Looking through the listing, how many of its lines hold the word "officials"? Answer with only the number.

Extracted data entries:
— Start —
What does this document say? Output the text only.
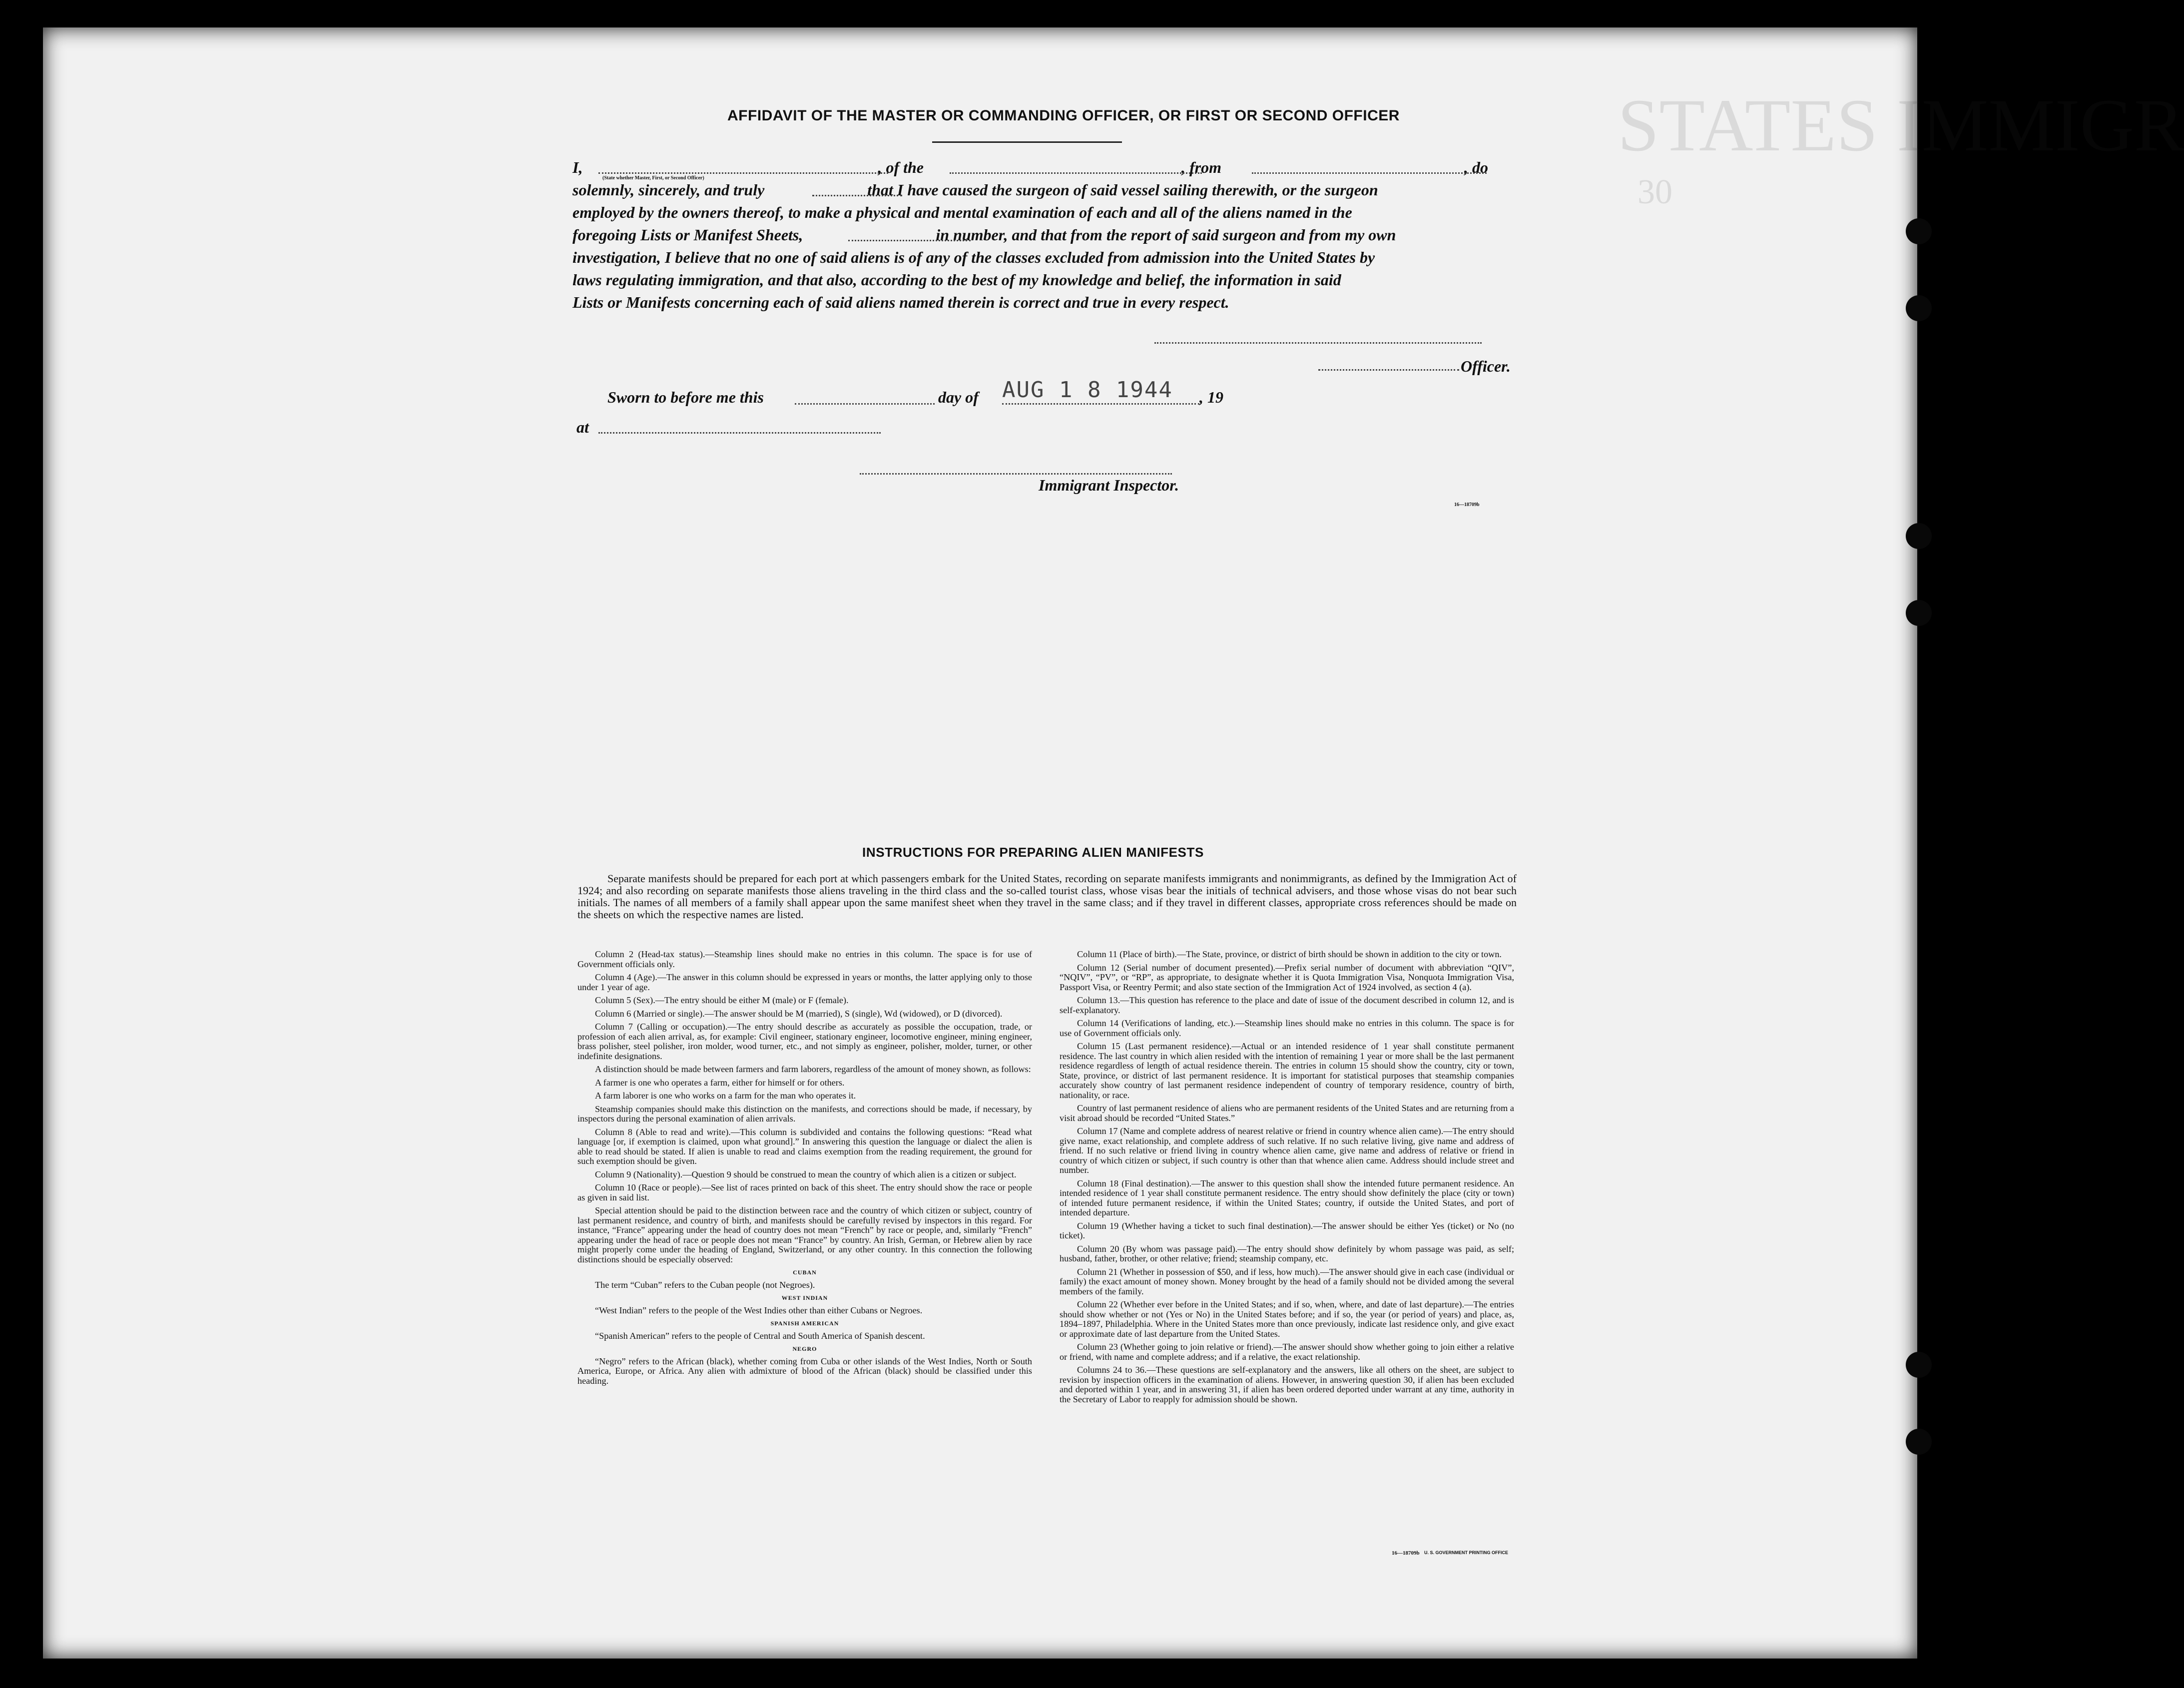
STATES IMMIGR
30
AFFIDAVIT OF THE MASTER OR COMMANDING OFFICER, OR FIRST OR SECOND OFFICER

I,	, of the	, from	, do

solemnly, sincerely, and truly	that I have caused the surgeon of said vessel sailing therewith, or the surgeon

employed by the owners thereof, to make a physical and mental examination of each and all of the aliens named in the

foregoing Lists or Manifest Sheets,	in number, and that from the report of said surgeon and from my own

investigation, I believe that no one of said aliens is of any of the classes excluded from admission into the United States by

laws regulating immigration, and that also, according to the best of my knowledge and belief, the information in said

Lists or Manifests concerning each of said aliens named therein is correct and true in every respect.

(State whether Master, First, or Second Officer)
Officer.
Sworn to before me this	day of AUG 1 8 1944 , 19
at
Immigrant Inspector.
16—18709b
INSTRUCTIONS FOR PREPARING ALIEN MANIFESTS
Separate manifests should be prepared for each port at which passengers embark for the United States, recording on separate manifests immigrants and nonimmigrants, as defined by the Immigration Act of 1924; and also recording on separate manifests those aliens traveling in the third class and the so-called tourist class, whose visas bear the initials of technical advisers, and those whose visas do not bear such initials. The names of all members of a family shall appear upon the same manifest sheet when they travel in the same class; and if they travel in different classes, appropriate cross references should be made on the sheets on which the respective names are listed.

Column 2 (Head-tax status).—Steamship lines should make no entries in this column. The space is for use of Government officials only.

Column 4 (Age).—The answer in this column should be expressed in years or months, the latter applying only to those under 1 year of age.

Column 5 (Sex).—The entry should be either M (male) or F (female).

Column 6 (Married or single).—The answer should be M (married), S (single), Wd (widowed), or D (divorced).

Column 7 (Calling or occupation).—The entry should describe as accurately as possible the occupation, trade, or profession of each alien arrival, as, for example: Civil engineer, stationary engineer, locomotive engineer, mining engineer, brass polisher, steel polisher, iron molder, wood turner, etc., and not simply as engineer, polisher, molder, turner, or other indefinite designations.

A distinction should be made between farmers and farm laborers, regardless of the amount of money shown, as follows:

A farmer is one who operates a farm, either for himself or for others.

A farm laborer is one who works on a farm for the man who operates it.

Steamship companies should make this distinction on the manifests, and corrections should be made, if necessary, by inspectors during the personal examination of alien arrivals.

Column 8 (Able to read and write).—This column is subdivided and contains the following questions: “Read what language [or, if exemption is claimed, upon what ground].” In answering this question the language or dialect the alien is able to read should be stated. If alien is unable to read and claims exemption from the reading requirement, the ground for such exemption should be given.

Column 9 (Nationality).—Question 9 should be construed to mean the country of which alien is a citizen or subject.

Column 10 (Race or people).—See list of races printed on back of this sheet. The entry should show the race or people as given in said list.

Special attention should be paid to the distinction between race and the country of which citizen or subject, country of last permanent residence, and country of birth, and manifests should be carefully revised by inspectors in this regard. For instance, “France” appearing under the head of country does not mean “French” by race or people, and, similarly “French” appearing under the head of race or people does not mean “France” by country. An Irish, German, or Hebrew alien by race might properly come under the heading of England, Switzerland, or any other country. In this connection the following distinctions should be especially observed:

CUBAN

The term “Cuban” refers to the Cuban people (not Negroes).

WEST INDIAN

“West Indian” refers to the people of the West Indies other than either Cubans or Negroes.

SPANISH AMERICAN

“Spanish American” refers to the people of Central and South America of Spanish descent.

NEGRO

“Negro” refers to the African (black), whether coming from Cuba or other islands of the West Indies, North or South America, Europe, or Africa. Any alien with admixture of blood of the African (black) should be classified under this heading.

Column 11 (Place of birth).—The State, province, or district of birth should be shown in addition to the city or town.

Column 12 (Serial number of document presented).—Prefix serial number of document with abbreviation “QIV”, “NQIV”, “PV”, or “RP”, as appropriate, to designate whether it is Quota Immigration Visa, Nonquota Immigration Visa, Passport Visa, or Reentry Permit; and also state section of the Immigration Act of 1924 involved, as section 4 (a).

Column 13.—This question has reference to the place and date of issue of the document described in column 12, and is self-explanatory.

Column 14 (Verifications of landing, etc.).—Steamship lines should make no entries in this column. The space is for use of Government officials only.

Column 15 (Last permanent residence).—Actual or an intended residence of 1 year shall constitute permanent residence. The last country in which alien resided with the intention of remaining 1 year or more shall be the last permanent residence regardless of length of actual residence therein. The entries in column 15 should show the country, city or town, State, province, or district of last permanent residence. It is important for statistical purposes that steamship companies accurately show country of last permanent residence independent of country of temporary residence, country of birth, nationality, or race.

Country of last permanent residence of aliens who are permanent residents of the United States and are returning from a visit abroad should be recorded “United States.”

Column 17 (Name and complete address of nearest relative or friend in country whence alien came).—The entry should give name, exact relationship, and complete address of such relative. If no such relative living, give name and address of friend. If no such relative or friend living in country whence alien came, give name and address of relative or friend in country of which citizen or subject, if such country is other than that whence alien came. Address should include street and number.

Column 18 (Final destination).—The answer to this question shall show the intended future permanent residence. An intended residence of 1 year shall constitute permanent residence. The entry should show definitely the place (city or town) of intended future permanent residence, if within the United States; country, if outside the United States, and port of intended departure.

Column 19 (Whether having a ticket to such final destination).—The answer should be either Yes (ticket) or No (no ticket).

Column 20 (By whom was passage paid).—The entry should show definitely by whom passage was paid, as self; husband, father, brother, or other relative; friend; steamship company, etc.

Column 21 (Whether in possession of $50, and if less, how much).—The answer should give in each case (individual or family) the exact amount of money shown. Money brought by the head of a family should not be divided among the several members of the family.

Column 22 (Whether ever before in the United States; and if so, when, where, and date of last departure).—The entries should show whether or not (Yes or No) in the United States before; and if so, the year (or period of years) and place, as, 1894–1897, Philadelphia. Where in the United States more than once previously, indicate last residence only, and give exact or approximate date of last departure from the United States.

Column 23 (Whether going to join relative or friend).—The answer should show whether going to join either a relative or friend, with name and complete address; and if a relative, the exact relationship.

Columns 24 to 36.—These questions are self-explanatory and the answers, like all others on the sheet, are subject to revision by inspection officers in the examination of aliens. However, in answering question 30, if alien has been excluded and deported within 1 year, and in answering 31, if alien has been ordered deported under warrant at any time, authority in the Secretary of Labor to reapply for admission should be shown.

16—18709b U. S. GOVERNMENT PRINTING OFFICE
— End —
▶ _ANSWER TO THIS EXERCISE_
2